Set every record down verbatim and omit the pictures.

------------------------------

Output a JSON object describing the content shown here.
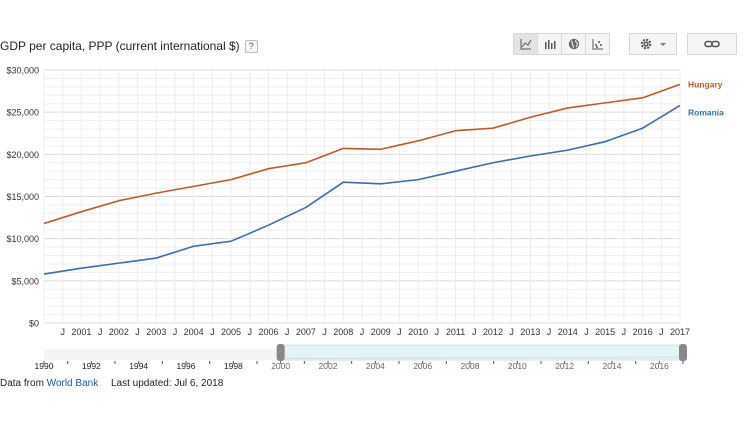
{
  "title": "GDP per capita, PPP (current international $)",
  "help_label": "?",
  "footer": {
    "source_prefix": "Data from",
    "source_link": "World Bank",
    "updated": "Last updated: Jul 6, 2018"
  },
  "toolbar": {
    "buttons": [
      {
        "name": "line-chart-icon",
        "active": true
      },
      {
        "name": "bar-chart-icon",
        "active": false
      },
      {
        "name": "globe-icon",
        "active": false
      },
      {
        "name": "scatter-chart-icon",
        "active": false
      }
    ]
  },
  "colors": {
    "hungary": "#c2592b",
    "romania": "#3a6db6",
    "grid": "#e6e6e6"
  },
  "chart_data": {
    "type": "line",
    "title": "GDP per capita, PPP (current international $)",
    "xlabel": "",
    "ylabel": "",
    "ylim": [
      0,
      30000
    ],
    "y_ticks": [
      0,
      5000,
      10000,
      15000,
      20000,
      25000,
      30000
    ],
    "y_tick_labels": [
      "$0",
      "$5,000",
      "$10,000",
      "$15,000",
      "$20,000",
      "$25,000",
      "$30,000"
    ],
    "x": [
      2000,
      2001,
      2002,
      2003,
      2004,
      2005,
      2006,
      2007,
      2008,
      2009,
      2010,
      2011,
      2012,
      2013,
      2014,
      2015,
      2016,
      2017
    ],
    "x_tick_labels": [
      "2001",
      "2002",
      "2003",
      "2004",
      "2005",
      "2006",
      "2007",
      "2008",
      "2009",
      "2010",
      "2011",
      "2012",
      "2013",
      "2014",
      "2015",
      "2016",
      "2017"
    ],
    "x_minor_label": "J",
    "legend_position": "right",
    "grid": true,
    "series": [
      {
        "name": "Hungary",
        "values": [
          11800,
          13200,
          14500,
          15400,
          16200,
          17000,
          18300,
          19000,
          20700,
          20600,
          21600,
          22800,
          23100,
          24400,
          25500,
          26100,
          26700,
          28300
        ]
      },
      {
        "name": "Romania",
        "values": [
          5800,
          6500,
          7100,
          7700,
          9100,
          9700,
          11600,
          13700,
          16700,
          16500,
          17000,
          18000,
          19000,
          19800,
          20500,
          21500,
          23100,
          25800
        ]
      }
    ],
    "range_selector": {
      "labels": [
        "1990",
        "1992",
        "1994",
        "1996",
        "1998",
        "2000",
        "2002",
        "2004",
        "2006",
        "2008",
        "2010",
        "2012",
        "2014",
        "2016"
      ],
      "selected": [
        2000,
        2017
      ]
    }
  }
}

------------------------------

Output:
Output a JSON object describing the content shown here.
{
  "title": "GDP per capita, PPP (current international $)",
  "help_label": "?",
  "footer": {
    "source_prefix": "Data from",
    "source_link": "World Bank",
    "updated": "Last updated: Jul 6, 2018"
  },
  "toolbar": {
    "buttons": [
      {
        "name": "line-chart-icon",
        "active": true
      },
      {
        "name": "bar-chart-icon",
        "active": false
      },
      {
        "name": "globe-icon",
        "active": false
      },
      {
        "name": "scatter-chart-icon",
        "active": false
      }
    ]
  },
  "colors": {
    "hungary": "#c2592b",
    "romania": "#3a6db6",
    "grid": "#e6e6e6"
  },
  "chart_data": {
    "type": "line",
    "title": "GDP per capita, PPP (current international $)",
    "xlabel": "",
    "ylabel": "",
    "ylim": [
      0,
      30000
    ],
    "y_ticks": [
      0,
      5000,
      10000,
      15000,
      20000,
      25000,
      30000
    ],
    "y_tick_labels": [
      "$0",
      "$5,000",
      "$10,000",
      "$15,000",
      "$20,000",
      "$25,000",
      "$30,000"
    ],
    "x": [
      2000,
      2001,
      2002,
      2003,
      2004,
      2005,
      2006,
      2007,
      2008,
      2009,
      2010,
      2011,
      2012,
      2013,
      2014,
      2015,
      2016,
      2017
    ],
    "x_tick_labels": [
      "2001",
      "2002",
      "2003",
      "2004",
      "2005",
      "2006",
      "2007",
      "2008",
      "2009",
      "2010",
      "2011",
      "2012",
      "2013",
      "2014",
      "2015",
      "2016",
      "2017"
    ],
    "x_minor_label": "J",
    "legend_position": "right",
    "grid": true,
    "series": [
      {
        "name": "Hungary",
        "values": [
          11800,
          13200,
          14500,
          15400,
          16200,
          17000,
          18300,
          19000,
          20700,
          20600,
          21600,
          22800,
          23100,
          24400,
          25500,
          26100,
          26700,
          28300
        ]
      },
      {
        "name": "Romania",
        "values": [
          5800,
          6500,
          7100,
          7700,
          9100,
          9700,
          11600,
          13700,
          16700,
          16500,
          17000,
          18000,
          19000,
          19800,
          20500,
          21500,
          23100,
          25800
        ]
      }
    ],
    "range_selector": {
      "labels": [
        "1990",
        "1992",
        "1994",
        "1996",
        "1998",
        "2000",
        "2002",
        "2004",
        "2006",
        "2008",
        "2010",
        "2012",
        "2014",
        "2016"
      ],
      "selected": [
        2000,
        2017
      ]
    }
  }
}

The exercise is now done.